GOAL - From the records, pick out and copy each line containing "xlabel".

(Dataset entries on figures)
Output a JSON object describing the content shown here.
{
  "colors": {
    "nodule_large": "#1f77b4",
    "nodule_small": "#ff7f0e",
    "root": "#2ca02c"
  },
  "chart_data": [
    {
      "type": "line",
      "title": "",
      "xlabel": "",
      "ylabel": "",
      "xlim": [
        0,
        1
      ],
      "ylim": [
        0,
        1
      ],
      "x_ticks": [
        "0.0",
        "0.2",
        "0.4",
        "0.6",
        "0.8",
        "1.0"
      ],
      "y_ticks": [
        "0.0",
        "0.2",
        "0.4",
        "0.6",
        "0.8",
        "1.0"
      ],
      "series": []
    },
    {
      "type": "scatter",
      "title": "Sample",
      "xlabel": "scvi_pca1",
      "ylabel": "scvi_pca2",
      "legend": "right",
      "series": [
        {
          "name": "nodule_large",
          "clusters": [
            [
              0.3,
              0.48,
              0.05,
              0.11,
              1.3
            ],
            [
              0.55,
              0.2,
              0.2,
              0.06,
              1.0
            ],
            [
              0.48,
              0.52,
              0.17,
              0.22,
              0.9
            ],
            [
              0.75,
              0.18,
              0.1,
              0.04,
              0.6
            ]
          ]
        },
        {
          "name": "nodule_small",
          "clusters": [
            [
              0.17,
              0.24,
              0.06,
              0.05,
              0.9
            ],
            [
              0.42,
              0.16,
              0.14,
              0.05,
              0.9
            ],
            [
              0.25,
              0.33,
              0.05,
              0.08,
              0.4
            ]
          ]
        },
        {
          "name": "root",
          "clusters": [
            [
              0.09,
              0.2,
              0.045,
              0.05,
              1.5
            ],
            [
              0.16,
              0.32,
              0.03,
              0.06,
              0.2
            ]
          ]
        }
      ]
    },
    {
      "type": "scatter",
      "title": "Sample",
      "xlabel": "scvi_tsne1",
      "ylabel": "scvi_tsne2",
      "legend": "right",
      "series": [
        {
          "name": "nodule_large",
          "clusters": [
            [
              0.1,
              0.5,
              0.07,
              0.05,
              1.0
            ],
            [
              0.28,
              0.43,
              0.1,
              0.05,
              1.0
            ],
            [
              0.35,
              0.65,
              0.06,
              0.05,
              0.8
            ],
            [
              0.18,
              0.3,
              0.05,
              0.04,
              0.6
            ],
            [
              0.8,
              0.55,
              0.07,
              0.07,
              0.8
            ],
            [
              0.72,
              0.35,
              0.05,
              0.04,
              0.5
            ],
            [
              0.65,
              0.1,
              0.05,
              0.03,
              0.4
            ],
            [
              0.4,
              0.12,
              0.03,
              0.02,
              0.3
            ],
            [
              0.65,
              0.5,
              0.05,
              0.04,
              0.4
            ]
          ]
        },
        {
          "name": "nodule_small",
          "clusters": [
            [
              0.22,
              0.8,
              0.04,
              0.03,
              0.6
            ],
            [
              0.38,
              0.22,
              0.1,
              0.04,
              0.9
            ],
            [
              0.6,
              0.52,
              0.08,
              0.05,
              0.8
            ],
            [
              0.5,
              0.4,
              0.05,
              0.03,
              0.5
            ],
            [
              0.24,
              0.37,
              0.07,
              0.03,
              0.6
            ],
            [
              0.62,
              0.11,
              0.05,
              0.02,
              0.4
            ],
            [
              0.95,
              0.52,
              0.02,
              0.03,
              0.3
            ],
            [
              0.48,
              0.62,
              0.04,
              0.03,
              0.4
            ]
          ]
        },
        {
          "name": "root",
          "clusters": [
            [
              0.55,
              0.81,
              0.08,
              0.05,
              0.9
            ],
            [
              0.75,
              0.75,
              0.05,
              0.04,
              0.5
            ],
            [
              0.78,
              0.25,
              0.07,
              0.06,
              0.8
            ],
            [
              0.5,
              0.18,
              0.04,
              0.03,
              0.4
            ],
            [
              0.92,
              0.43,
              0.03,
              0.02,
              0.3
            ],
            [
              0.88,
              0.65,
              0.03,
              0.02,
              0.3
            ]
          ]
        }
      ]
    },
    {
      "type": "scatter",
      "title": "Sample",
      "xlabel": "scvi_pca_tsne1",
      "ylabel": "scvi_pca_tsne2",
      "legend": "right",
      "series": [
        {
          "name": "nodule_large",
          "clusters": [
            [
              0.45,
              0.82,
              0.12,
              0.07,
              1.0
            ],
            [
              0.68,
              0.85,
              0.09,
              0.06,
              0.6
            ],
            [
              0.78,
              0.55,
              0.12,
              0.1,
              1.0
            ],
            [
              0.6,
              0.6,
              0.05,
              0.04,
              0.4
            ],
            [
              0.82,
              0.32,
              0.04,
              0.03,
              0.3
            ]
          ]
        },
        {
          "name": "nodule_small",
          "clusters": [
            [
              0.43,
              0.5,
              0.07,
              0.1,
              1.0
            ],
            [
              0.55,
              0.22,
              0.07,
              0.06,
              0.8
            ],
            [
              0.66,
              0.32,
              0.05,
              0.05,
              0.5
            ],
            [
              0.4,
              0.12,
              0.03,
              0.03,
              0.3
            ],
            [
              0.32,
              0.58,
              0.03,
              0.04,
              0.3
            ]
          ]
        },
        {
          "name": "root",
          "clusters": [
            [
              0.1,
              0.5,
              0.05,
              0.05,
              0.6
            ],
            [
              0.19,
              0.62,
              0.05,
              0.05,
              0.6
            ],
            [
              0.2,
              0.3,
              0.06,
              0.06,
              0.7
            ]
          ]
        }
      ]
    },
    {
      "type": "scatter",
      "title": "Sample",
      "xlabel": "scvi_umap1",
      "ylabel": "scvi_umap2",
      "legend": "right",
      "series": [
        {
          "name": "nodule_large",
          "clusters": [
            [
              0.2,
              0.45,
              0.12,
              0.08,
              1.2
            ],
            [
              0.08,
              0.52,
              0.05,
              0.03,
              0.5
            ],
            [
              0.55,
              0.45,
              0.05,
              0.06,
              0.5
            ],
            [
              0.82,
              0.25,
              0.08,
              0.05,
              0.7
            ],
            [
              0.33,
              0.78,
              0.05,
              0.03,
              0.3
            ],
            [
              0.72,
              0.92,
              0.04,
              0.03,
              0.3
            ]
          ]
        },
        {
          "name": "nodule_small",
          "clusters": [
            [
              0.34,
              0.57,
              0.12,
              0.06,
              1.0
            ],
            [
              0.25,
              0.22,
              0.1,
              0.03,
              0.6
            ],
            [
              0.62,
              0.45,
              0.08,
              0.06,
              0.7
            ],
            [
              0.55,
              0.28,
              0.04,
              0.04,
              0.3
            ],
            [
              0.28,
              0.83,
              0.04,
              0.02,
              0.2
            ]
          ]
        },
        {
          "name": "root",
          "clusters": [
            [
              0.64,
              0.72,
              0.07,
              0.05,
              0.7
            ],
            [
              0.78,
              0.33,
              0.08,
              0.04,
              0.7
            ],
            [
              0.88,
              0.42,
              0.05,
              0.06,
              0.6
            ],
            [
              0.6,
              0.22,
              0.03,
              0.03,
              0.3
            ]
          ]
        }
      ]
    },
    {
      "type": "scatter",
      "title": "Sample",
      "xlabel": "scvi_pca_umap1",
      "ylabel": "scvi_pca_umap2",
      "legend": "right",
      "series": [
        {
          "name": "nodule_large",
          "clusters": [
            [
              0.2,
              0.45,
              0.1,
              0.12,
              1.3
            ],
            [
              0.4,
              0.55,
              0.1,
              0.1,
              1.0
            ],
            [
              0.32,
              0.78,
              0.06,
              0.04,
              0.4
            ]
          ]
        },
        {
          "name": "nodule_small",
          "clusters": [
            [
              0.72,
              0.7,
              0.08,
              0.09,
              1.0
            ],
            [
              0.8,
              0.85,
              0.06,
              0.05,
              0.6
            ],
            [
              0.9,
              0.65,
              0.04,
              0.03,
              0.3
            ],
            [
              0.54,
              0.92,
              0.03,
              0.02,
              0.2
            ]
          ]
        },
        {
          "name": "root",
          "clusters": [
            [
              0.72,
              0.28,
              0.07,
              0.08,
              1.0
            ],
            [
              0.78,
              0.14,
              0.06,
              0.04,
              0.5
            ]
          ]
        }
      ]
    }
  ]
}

RESULT OF THIS TASK -
      "xlabel": "",
      "xlabel": "scvi_pca1",
      "xlabel": "scvi_tsne1",
      "xlabel": "scvi_pca_tsne1",
      "xlabel": "scvi_umap1",
      "xlabel": "scvi_pca_umap1",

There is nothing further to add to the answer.